■ Brano scelto
_____

Ad avviso del ricorrente, la disposizione censurata, stabilendo un’automatica ed unilaterale estensione al personale dell’IRVV di quanto disposto dall’ultimo periodo del comma 1 dell’art. 33 del decreto-legge 30 aprile 2019, n. 34 (Misure urgenti di crescita economica e per la risoluzione di specifiche situazioni di crisi), convertito, con modificazioni, nella legge 28 giugno 2019, n. 58 – che prevede un adeguamento del limite al trattamento accessorio del personale di cui all’articolo 23, comma 2, del d.lgs. n. 75 del 2017 – violerebbe gli artt. 117, commi secondo, lettera l), e terzo, Cost., in quanto la detta norma statale dovrebbe trovare applicazione solo nei confronti del personale inquadrato nei ruoli delle Regioni a statuto ordinario e non nei confronti dei dipendenti degli enti regionali.

_____

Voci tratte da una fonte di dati
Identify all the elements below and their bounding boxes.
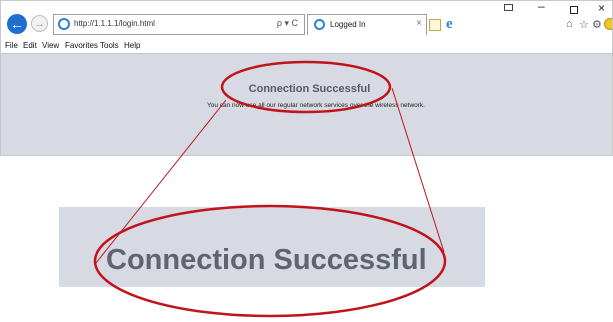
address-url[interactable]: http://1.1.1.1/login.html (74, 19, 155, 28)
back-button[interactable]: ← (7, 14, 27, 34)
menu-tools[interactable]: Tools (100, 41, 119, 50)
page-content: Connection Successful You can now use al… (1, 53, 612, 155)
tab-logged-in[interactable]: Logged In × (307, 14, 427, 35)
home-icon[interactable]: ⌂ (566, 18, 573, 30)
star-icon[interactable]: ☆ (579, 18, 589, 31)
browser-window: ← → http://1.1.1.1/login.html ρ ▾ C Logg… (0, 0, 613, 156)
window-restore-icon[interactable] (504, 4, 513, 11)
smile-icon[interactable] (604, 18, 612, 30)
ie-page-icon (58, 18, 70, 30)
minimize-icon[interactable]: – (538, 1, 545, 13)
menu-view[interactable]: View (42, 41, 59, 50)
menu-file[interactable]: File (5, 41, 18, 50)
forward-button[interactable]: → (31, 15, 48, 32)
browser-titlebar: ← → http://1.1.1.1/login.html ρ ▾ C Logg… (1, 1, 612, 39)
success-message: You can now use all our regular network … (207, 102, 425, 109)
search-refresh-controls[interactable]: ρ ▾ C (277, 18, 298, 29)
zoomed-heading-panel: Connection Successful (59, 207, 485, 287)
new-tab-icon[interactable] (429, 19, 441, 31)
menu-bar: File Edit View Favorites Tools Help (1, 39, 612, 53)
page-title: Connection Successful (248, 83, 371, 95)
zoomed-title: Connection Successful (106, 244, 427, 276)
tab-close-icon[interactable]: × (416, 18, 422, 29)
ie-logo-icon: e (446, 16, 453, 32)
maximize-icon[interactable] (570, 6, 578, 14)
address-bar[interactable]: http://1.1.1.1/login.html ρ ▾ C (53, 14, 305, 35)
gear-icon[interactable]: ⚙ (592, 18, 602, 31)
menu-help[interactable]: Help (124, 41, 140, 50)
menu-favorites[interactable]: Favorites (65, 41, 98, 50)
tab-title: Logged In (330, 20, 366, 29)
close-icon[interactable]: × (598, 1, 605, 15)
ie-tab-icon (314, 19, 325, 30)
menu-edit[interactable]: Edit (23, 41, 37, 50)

_____

■ Esercizio scritto 1
Trascrivi dal brano sul personale dell'IRVV il passo che comincia con "Ad avviso del" e prosegue fino a "degli enti regionali.".
■ Esercizio scritto 2
Indica se ciascuna affermazione concorda con il brano sul personale dell'IRVV, rispondendo sì o no e citando le parole del brano che lo stabiliscono.
(a) Il decreto-legge n. 34 è del 30 aprile 2019.
(b) Secondo il ricorrente, la norma statale dovrebbe applicarsi anche ai dipendenti degli enti regionali.
(c) Il decreto-legge n. 34 è stato convertito nella legge 28 giugno 2019, n. 58.
■ Esercizio scritto 3
Per favore, prosegui il brano sul personale dell'IRVV a partire dalla sua ultima frase.

■ Risposta 1
Ad avviso del ricorrente, la disposizione censurata, stabilendo un’automatica ed unilaterale estensione al personale dell’IRVV di quanto disposto dall’ultimo periodo del comma 1 dell’art. 33 del decreto-legge 30 aprile 2019, n. 34 (Misure urgenti di crescita economica e per la risoluzione di specifiche situazioni di crisi), convertito, con modificazioni, nella legge 28 giugno 2019, n. 58 – che prevede un adeguamento del limite al trattamento accessorio del personale di cui all’articolo 23, comma 2, del d.lgs. n. 75 del 2017 – violerebbe gli artt. 117, commi secondo, lettera l), e terzo, Cost., in quanto la detta norma statale dovrebbe trovare applicazione solo nei confronti del personale inquadrato nei ruoli delle Regioni a statuto ordinario e non nei confronti dei dipendenti degli enti regionali.

■ Risposta 2
(a) Sì: "decreto-legge 30 aprile 2019, n. 34".
(b) No: "dovrebbe trovare applicazione solo nei confronti del personale inquadrato nei ruoli delle Regioni a statuto ordinario e non nei confronti dei dipendenti degli enti regionali".
(c) Sì: "convertito, con modificazioni, nella legge 28 giugno 2019, n. 58".

■ Risposta 3
1.3.– Le disposizioni regionali impugnate violerebbero, infine, ad avviso del Presidente del Consiglio dei ministri, anche il principio di uguaglianza e i princìpi di imparzialità e buon andamento della pubblica amministrazione di cui agli artt. 3 e 97 Cost., determinando «trattamenti difformi e sperequazioni economiche nei confronti tanto del personale dipendente degli altri enti ed istituti della Regione Veneto, quanto del personale alle dipendenze di enti ed istituti appartenenti alle altre regioni a statuto ordinario non assoggettati alla normativa in esame, in quanto non destinatari di analoghi interventi di armonizzazione in aumento del proprio trattamento accessorio».

2.– Si è costituita in giudizio la Regione Veneto chiedendo dichiararsi inammissibili o, comunque, non fondate le questioni di legittimità costituzionale.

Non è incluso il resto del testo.